- **The request**
Could you write out the records below exactly as they appear?
━━━━━ Input rows ━━━━━
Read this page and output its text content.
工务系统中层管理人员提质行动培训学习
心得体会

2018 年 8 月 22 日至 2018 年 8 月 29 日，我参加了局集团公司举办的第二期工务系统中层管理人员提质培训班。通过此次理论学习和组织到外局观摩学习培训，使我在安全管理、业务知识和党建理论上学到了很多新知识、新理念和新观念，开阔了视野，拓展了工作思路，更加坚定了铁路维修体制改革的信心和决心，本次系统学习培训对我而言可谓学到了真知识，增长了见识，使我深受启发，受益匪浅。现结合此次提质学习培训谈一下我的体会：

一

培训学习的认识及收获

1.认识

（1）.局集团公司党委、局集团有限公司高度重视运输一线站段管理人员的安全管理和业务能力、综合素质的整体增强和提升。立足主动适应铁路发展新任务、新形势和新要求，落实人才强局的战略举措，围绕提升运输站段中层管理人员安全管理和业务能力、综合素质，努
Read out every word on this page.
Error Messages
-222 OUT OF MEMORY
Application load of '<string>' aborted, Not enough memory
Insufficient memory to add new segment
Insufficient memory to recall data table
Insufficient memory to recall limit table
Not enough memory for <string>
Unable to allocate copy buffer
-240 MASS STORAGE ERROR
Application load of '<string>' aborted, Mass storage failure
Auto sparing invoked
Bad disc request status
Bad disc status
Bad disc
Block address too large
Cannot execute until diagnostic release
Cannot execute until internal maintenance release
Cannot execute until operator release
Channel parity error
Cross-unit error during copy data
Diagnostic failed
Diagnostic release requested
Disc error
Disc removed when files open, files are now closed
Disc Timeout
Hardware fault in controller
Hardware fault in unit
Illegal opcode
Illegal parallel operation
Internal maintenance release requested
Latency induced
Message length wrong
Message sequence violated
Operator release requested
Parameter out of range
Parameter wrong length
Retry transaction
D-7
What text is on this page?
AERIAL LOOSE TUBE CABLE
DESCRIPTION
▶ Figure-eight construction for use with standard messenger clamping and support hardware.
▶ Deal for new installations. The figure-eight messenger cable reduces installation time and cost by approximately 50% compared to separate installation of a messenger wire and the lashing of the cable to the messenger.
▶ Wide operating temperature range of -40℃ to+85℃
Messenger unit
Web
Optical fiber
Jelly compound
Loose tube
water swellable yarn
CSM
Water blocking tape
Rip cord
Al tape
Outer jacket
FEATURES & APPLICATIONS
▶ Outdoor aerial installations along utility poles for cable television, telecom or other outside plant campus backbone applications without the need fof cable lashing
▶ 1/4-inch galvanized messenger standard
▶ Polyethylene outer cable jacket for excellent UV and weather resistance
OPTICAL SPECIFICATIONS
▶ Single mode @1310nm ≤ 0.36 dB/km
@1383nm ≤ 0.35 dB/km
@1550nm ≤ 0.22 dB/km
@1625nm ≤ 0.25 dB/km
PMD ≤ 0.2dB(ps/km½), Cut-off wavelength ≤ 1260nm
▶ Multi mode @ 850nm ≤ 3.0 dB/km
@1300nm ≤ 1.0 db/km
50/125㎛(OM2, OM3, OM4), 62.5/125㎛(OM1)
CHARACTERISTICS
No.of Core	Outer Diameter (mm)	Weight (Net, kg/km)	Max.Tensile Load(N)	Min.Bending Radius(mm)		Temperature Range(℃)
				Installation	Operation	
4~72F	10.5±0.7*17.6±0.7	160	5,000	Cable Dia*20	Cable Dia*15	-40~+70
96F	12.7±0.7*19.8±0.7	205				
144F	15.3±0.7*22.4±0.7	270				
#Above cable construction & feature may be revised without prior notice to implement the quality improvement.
━━━━━
- **Final result**
Read this page and output its text content.
工务系统中层管理人员提质行动培训学习
心得体会

2018 年 8 月 22 日至 2018 年 8 月 29 日，我参加了局集团公司举办的第二期工务系统中层管理人员提质培训班。通过此次理论学习和组织到外局观摩学习培训，使我在安全管理、业务知识和党建理论上学到了很多新知识、新理念和新观念，开阔了视野，拓展了工作思路，更加坚定了铁路维修体制改革的信心和决心，本次系统学习培训对我而言可谓学到了真知识，增长了见识，使我深受启发，受益匪浅。现结合此次提质学习培训谈一下我的体会：

一

培训学习的认识及收获

1.认识

（1）.局集团公司党委、局集团有限公司高度重视运输一线站段管理人员的安全管理和业务能力、综合素质的整体增强和提升。立足主动适应铁路发展新任务、新形势和新要求，落实人才强局的战略举措，围绕提升运输站段中层管理人员安全管理和业务能力、综合素质，努
Read out every word on this page.
Error Messages
-222 OUT OF MEMORY
Application load of '<string>' aborted, Not enough memory
Insufficient memory to add new segment
Insufficient memory to recall data table
Insufficient memory to recall limit table
Not enough memory for <string>
Unable to allocate copy buffer
-240 MASS STORAGE ERROR
Application load of '<string>' aborted, Mass storage failure
Auto sparing invoked
Bad disc request status
Bad disc status
Bad disc
Block address too large
Cannot execute until diagnostic release
Cannot execute until internal maintenance release
Cannot execute until operator release
Channel parity error
Cross-unit error during copy data
Diagnostic failed
Diagnostic release requested
Disc error
Disc removed when files open, files are now closed
Disc Timeout
Hardware fault in controller
Hardware fault in unit
Illegal opcode
Illegal parallel operation
Internal maintenance release requested
Latency induced
Message length wrong
Message sequence violated
Operator release requested
Parameter out of range
Parameter wrong length
Retry transaction
D-7
What text is on this page?
AERIAL LOOSE TUBE CABLE
DESCRIPTION
▶ Figure-eight construction for use with standard messenger clamping and support hardware.
▶ Deal for new installations. The figure-eight messenger cable reduces installation time and cost by approximately 50% compared to separate installation of a messenger wire and the lashing of the cable to the messenger.
▶ Wide operating temperature range of -40℃ to+85℃
Messenger unit
Web
Optical fiber
Jelly compound
Loose tube
water swellable yarn
CSM
Water blocking tape
Rip cord
Al tape
Outer jacket
FEATURES & APPLICATIONS
▶ Outdoor aerial installations along utility poles for cable television, telecom or other outside plant campus backbone applications without the need fof cable lashing
▶ 1/4-inch galvanized messenger standard
▶ Polyethylene outer cable jacket for excellent UV and weather resistance
OPTICAL SPECIFICATIONS
▶ Single mode @1310nm ≤ 0.36 dB/km
@1383nm ≤ 0.35 dB/km
@1550nm ≤ 0.22 dB/km
@1625nm ≤ 0.25 dB/km
PMD ≤ 0.2dB(ps/km½), Cut-off wavelength ≤ 1260nm
▶ Multi mode @ 850nm ≤ 3.0 dB/km
@1300nm ≤ 1.0 db/km
50/125㎛(OM2, OM3, OM4), 62.5/125㎛(OM1)
CHARACTERISTICS
No.of Core	Outer Diameter (mm)	Weight (Net, kg/km)	Max.Tensile Load(N)	Min.Bending Radius(mm)		Temperature Range(℃)
				Installation	Operation	
4~72F	10.5±0.7*17.6±0.7	160	5,000	Cable Dia*20	Cable Dia*15	-40~+70
96F	12.7±0.7*19.8±0.7	205				
144F	15.3±0.7*22.4±0.7	270				
#Above cable construction & feature may be revised without prior notice to implement the quality improvement.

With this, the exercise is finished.